• [Task objective]
Return the number of lines that include the string "elephant", without any other text.

• [Dataset rows about figures]
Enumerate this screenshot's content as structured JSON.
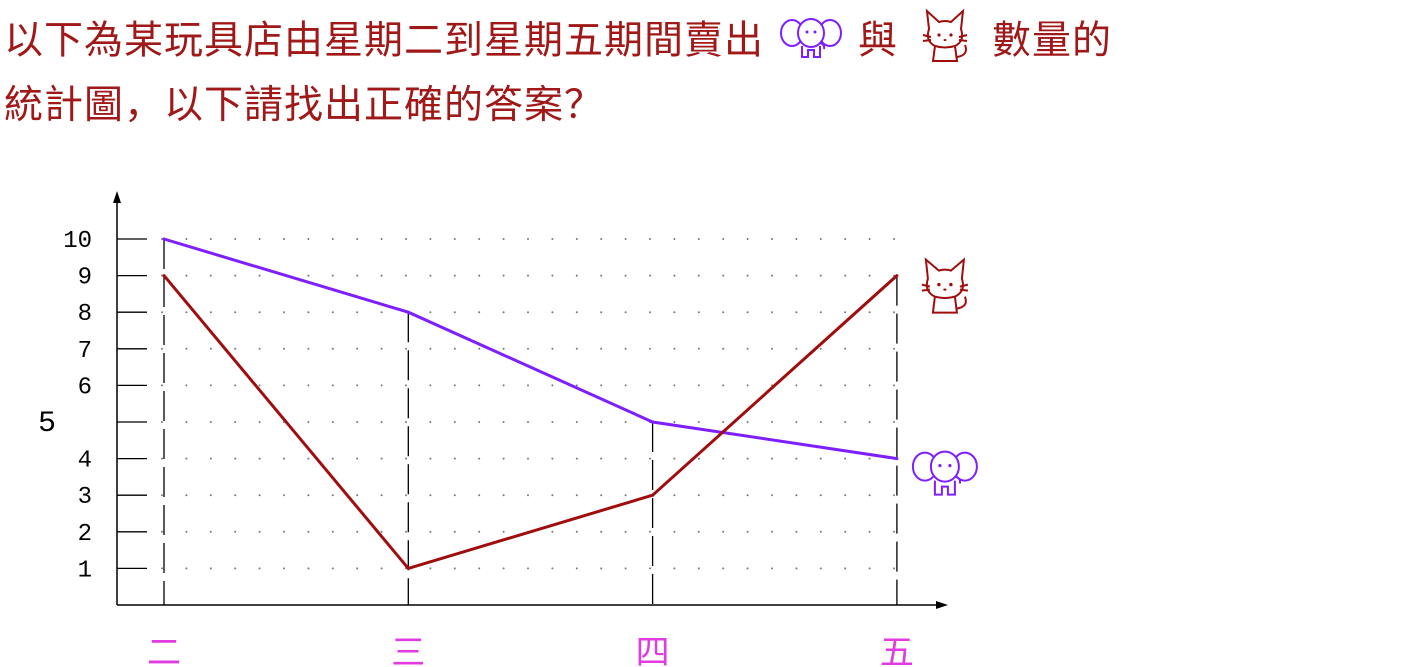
{
  "question": {
    "line1_a": "以下為某玩具店由星期二到星期五期間賣出",
    "line1_b": "與",
    "line1_c": "數量的",
    "line2": "統計圖，以下請找出正確的答案？"
  },
  "icons": {
    "series_a": "elephant-icon",
    "series_b": "cat-icon"
  },
  "colors": {
    "question_text": "#a01818",
    "series_a": "#7f1fff",
    "series_b": "#a00d0d",
    "day_labels": "#e23be2",
    "axis": "#000000"
  },
  "chart_data": {
    "type": "line",
    "categories": [
      "二",
      "三",
      "四",
      "五"
    ],
    "series": [
      {
        "icon": "elephant-icon",
        "color": "#7f1fff",
        "values": [
          10,
          8,
          5,
          4
        ]
      },
      {
        "icon": "cat-icon",
        "color": "#a00d0d",
        "values": [
          9,
          1,
          3,
          9
        ]
      }
    ],
    "y_ticks": [
      "1",
      "2",
      "3",
      "4",
      "5",
      "6",
      "7",
      "8",
      "9",
      "10"
    ],
    "ylim": [
      0,
      10
    ],
    "grid": "dotted"
  }
}
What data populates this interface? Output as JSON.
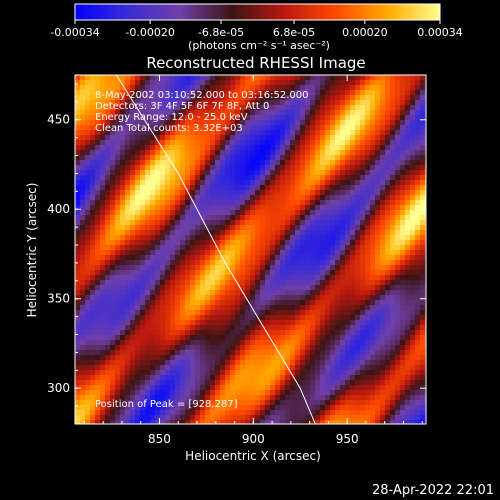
{
  "colorbar": {
    "ticks": [
      "-0.00034",
      "-0.00020",
      "-6.8e-05",
      "6.8e-05",
      "0.00020",
      "0.00034"
    ],
    "unit_label": "(photons cm⁻² s⁻¹ asec⁻²)",
    "range": [
      -0.00034,
      0.00034
    ],
    "colormap": [
      "#0000ff",
      "#3a2bd6",
      "#7040a8",
      "#3c1414",
      "#b81810",
      "#ff4a00",
      "#ffaa00",
      "#ffff90"
    ]
  },
  "chart_data": {
    "type": "heatmap",
    "title": "Reconstructed RHESSI Image",
    "xlabel": "Heliocentric X (arcsec)",
    "ylabel": "Heliocentric Y (arcsec)",
    "xlim": [
      805,
      992
    ],
    "ylim": [
      280,
      475
    ],
    "xticks": [
      "850",
      "900",
      "950"
    ],
    "yticks": [
      "300",
      "350",
      "400",
      "450"
    ],
    "info_lines": [
      "8-May-2002 03:10:52.000 to 03:16:52.000",
      "Detectors: 3F 4F 5F 6F 7F 8F, Att 0",
      "Energy Range: 12.0 - 25.0 keV",
      "Clean      Total counts: 3.32E+03"
    ],
    "peak_label": "Position of Peak = [928,287]",
    "peak_position": [
      928,
      287
    ],
    "limb_curve": [
      [
        827,
        475
      ],
      [
        860,
        420
      ],
      [
        885,
        370
      ],
      [
        905,
        335
      ],
      [
        925,
        300
      ],
      [
        933,
        280
      ]
    ]
  },
  "footer": {
    "timestamp": "28-Apr-2022 22:01"
  }
}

• [Response to this exercise]
2